• TEXTO CITADO:
==============================
HABEAS CORPUS - Acórdão do Supremo Tribunal de Justiça de 1.2.2007

Sumário:

I – A providência excepcional de habeas corpus não se substitui nem pode substituir-se aos recursos ordinários, ou seja, não é nem pode ser meio adequado de pôr termo a todas as situações de ilegalidade da prisão. Está reservada, quanto mais não fosse por implicar uma decisão verdadeiramente célere – "mais precisamente «nos oito dias subsequentes» ut art.º 223.º, n.º 2, do Código de Processo Penal – aos casos de ilegalidade grosseira, porque manifesta, indiscutível, sem margem para dúvidas, como o são os casos de prisão «ordenada por entidade incompetente», «mantida para além dos prazos fixados na lei ou decisão judicial», e como o tem de ser o «facto pela qual a lei a não permite».
==============================
(Dados de localização dos elementos)
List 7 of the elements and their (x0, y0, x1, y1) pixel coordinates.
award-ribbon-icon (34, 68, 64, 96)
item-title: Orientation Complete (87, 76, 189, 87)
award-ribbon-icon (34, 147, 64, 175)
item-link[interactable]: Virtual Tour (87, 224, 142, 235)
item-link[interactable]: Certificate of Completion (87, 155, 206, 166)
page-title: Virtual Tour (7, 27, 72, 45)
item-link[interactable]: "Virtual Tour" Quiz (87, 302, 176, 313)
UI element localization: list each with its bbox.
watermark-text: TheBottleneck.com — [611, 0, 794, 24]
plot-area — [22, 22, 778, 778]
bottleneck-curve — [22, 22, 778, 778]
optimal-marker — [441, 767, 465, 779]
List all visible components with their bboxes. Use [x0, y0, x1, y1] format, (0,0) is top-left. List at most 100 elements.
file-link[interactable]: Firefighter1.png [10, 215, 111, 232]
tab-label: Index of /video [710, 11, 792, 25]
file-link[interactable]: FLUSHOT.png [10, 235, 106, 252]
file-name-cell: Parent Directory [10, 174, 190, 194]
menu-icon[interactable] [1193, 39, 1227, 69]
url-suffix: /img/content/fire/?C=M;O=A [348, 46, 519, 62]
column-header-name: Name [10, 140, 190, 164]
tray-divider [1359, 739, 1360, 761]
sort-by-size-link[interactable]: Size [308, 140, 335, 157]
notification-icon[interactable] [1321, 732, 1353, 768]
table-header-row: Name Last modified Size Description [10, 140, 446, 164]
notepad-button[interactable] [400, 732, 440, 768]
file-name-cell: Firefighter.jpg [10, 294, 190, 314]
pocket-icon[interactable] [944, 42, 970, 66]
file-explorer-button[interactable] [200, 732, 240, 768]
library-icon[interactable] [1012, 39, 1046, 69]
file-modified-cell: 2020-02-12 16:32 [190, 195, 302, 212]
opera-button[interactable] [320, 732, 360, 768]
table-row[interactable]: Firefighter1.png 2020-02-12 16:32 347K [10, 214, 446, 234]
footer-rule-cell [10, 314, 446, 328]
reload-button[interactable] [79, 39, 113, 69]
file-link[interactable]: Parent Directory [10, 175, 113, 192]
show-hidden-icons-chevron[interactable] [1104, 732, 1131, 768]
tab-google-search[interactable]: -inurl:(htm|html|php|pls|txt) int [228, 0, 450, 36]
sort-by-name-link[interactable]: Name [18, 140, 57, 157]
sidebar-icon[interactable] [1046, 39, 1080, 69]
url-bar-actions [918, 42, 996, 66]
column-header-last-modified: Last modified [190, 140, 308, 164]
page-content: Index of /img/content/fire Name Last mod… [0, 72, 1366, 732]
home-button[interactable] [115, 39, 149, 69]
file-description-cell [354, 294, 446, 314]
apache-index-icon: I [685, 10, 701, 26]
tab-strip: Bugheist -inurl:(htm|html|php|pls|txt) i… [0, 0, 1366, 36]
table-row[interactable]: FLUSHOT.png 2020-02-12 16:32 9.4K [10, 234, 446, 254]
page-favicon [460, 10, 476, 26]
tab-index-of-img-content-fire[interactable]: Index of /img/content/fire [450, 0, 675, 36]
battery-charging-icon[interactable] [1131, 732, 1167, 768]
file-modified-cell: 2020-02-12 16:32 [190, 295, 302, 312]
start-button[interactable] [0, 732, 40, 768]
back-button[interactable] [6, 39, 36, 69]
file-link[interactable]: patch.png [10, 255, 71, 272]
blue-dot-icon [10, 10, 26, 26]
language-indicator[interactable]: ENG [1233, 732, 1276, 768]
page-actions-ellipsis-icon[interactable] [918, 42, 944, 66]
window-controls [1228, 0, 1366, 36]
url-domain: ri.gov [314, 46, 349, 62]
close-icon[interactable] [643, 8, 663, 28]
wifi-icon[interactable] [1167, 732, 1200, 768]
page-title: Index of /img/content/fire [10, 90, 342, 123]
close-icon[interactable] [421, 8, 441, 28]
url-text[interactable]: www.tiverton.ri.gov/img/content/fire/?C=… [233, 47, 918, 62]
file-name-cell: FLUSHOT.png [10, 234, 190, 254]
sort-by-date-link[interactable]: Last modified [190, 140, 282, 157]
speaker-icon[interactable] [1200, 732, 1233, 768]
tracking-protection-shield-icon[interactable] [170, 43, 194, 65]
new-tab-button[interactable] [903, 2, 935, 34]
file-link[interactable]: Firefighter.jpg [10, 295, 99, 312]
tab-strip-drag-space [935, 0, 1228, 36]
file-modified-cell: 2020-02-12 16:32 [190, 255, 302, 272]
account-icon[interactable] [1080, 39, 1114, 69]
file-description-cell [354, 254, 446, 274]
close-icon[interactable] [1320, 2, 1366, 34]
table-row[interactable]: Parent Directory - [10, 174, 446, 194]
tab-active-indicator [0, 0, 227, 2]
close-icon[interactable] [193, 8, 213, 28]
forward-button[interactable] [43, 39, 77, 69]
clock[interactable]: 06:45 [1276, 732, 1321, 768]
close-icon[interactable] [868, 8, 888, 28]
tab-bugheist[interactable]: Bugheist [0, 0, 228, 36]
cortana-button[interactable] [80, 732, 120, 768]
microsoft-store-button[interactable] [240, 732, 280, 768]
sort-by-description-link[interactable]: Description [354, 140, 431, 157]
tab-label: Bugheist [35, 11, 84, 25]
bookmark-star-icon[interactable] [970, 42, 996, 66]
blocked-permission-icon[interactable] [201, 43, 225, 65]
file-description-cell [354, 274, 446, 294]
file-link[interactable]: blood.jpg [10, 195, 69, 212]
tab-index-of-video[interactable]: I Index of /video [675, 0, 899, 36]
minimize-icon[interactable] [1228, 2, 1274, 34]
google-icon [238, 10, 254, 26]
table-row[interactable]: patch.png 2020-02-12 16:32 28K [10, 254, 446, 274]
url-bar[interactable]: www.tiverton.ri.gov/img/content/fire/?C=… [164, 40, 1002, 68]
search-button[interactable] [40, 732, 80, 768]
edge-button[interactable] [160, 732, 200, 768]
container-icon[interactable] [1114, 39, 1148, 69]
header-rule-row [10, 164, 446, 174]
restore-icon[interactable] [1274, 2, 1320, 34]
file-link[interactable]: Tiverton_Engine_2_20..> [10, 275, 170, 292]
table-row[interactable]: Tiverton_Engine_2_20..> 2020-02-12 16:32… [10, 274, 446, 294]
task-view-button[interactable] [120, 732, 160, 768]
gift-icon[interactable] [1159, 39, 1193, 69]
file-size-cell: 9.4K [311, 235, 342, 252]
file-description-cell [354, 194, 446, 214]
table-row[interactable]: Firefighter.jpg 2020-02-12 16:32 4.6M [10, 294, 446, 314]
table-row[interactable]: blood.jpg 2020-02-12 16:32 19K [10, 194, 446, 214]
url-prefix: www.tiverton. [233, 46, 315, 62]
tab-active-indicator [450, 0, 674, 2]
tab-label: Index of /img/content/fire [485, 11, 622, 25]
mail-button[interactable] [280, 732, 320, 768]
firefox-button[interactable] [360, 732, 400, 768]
==============================
• EXERCÍCIO 1: Nas entradas, troque "award-ribbon-icon" por "medal-icon" e reescreva as linhas desde o início das entradas até à linha com "tray-divider [1359, 739, 1360, 761]", inclusive, deixando tudo o resto inalterado.
• EXERCÍCIO 2: Prossiga o sumário do acórdão sobre habeas corpus a partir da última frase apresentada.

• RESPOSTA ESCRITA 1:
List 7 of the elements and their (x0, y0, x1, y1) pixel coordinates.
medal-icon (34, 68, 64, 96)
item-title: Orientation Complete (87, 76, 189, 87)
medal-icon (34, 147, 64, 175)
item-link[interactable]: Virtual Tour (87, 224, 142, 235)
item-link[interactable]: Certificate of Completion (87, 155, 206, 166)
page-title: Virtual Tour (7, 27, 72, 45)
item-link[interactable]: "Virtual Tour" Quiz (87, 302, 176, 313)
UI element localization: list each with its bbox.
watermark-text: TheBottleneck.com — [611, 0, 794, 24]
plot-area — [22, 22, 778, 778]
bottleneck-curve — [22, 22, 778, 778]
optimal-marker — [441, 767, 465, 779]
List all visible components with their bboxes. Use [x0, y0, x1, y1] format, (0,0) is top-left. List at most 100 elements.
file-link[interactable]: Firefighter1.png [10, 215, 111, 232]
tab-label: Index of /video [710, 11, 792, 25]
file-link[interactable]: FLUSHOT.png [10, 235, 106, 252]
file-name-cell: Parent Directory [10, 174, 190, 194]
menu-icon[interactable] [1193, 39, 1227, 69]
url-suffix: /img/content/fire/?C=M;O=A [348, 46, 519, 62]
column-header-name: Name [10, 140, 190, 164]
tray-divider [1359, 739, 1360, 761]

• RESPOSTA ESCRITA 2:
II – Não se esgotando no expediente de excepção os procedimentos processuais disponíveis contra a ilegalidade da prisão e a correspondente ofensa ilegítima à liberdade individual, o lançar mão daquele expediente só em casos contados deverá interferir com o normal regime dos recursos ordinários: justamente, os casos indiscutíveis ou de flagrante ilegalidade, que, por serem-no, permitem e impõem uma decisão tomada com imposta celeridade. Sob pena de, a não ser assim, haver o real perigo de tal decisão, apressada por imperativo legal, se volver, ela mesma, em fonte de ilegalidades grosseiras, porventura de sinal contrário, com a agravante de serem portadoras da chancela do Mais Alto Tribunal, e, por isso, sem remédio.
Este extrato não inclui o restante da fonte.